Records contained in a dataset:
++++++++++

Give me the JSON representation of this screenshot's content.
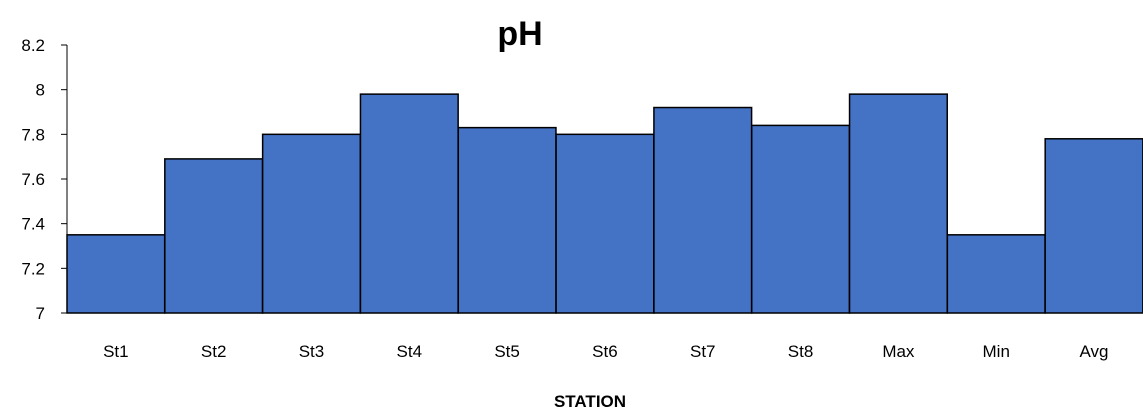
{
  "chart_data": {
    "type": "bar",
    "title": "pH",
    "xlabel": "STATION",
    "ylabel": "",
    "categories": [
      "St1",
      "St2",
      "St3",
      "St4",
      "St5",
      "St6",
      "St7",
      "St8",
      "Max",
      "Min",
      "Avg"
    ],
    "values": [
      7.35,
      7.69,
      7.8,
      7.98,
      7.83,
      7.8,
      7.92,
      7.84,
      7.98,
      7.35,
      7.78
    ],
    "ylim": [
      7,
      8.2
    ],
    "yticks": [
      "7",
      "7.2",
      "7.4",
      "7.6",
      "7.8",
      "8",
      "8.2"
    ],
    "grid": false,
    "legend": "none",
    "bar_color": "#4472C4",
    "bar_border_color": "#000000"
  }
}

++++++++++

| REQUIRED TASK |
What you return should match the records above word for word, minus the pictures.

| COMPLETE OUTPUT |
Give me the JSON representation of this screenshot's content.
{
  "chart_data": {
    "type": "bar",
    "title": "pH",
    "xlabel": "STATION",
    "ylabel": "",
    "categories": [
      "St1",
      "St2",
      "St3",
      "St4",
      "St5",
      "St6",
      "St7",
      "St8",
      "Max",
      "Min",
      "Avg"
    ],
    "values": [
      7.35,
      7.69,
      7.8,
      7.98,
      7.83,
      7.8,
      7.92,
      7.84,
      7.98,
      7.35,
      7.78
    ],
    "ylim": [
      7,
      8.2
    ],
    "yticks": [
      "7",
      "7.2",
      "7.4",
      "7.6",
      "7.8",
      "8",
      "8.2"
    ],
    "grid": false,
    "legend": "none",
    "bar_color": "#4472C4",
    "bar_border_color": "#000000"
  }
}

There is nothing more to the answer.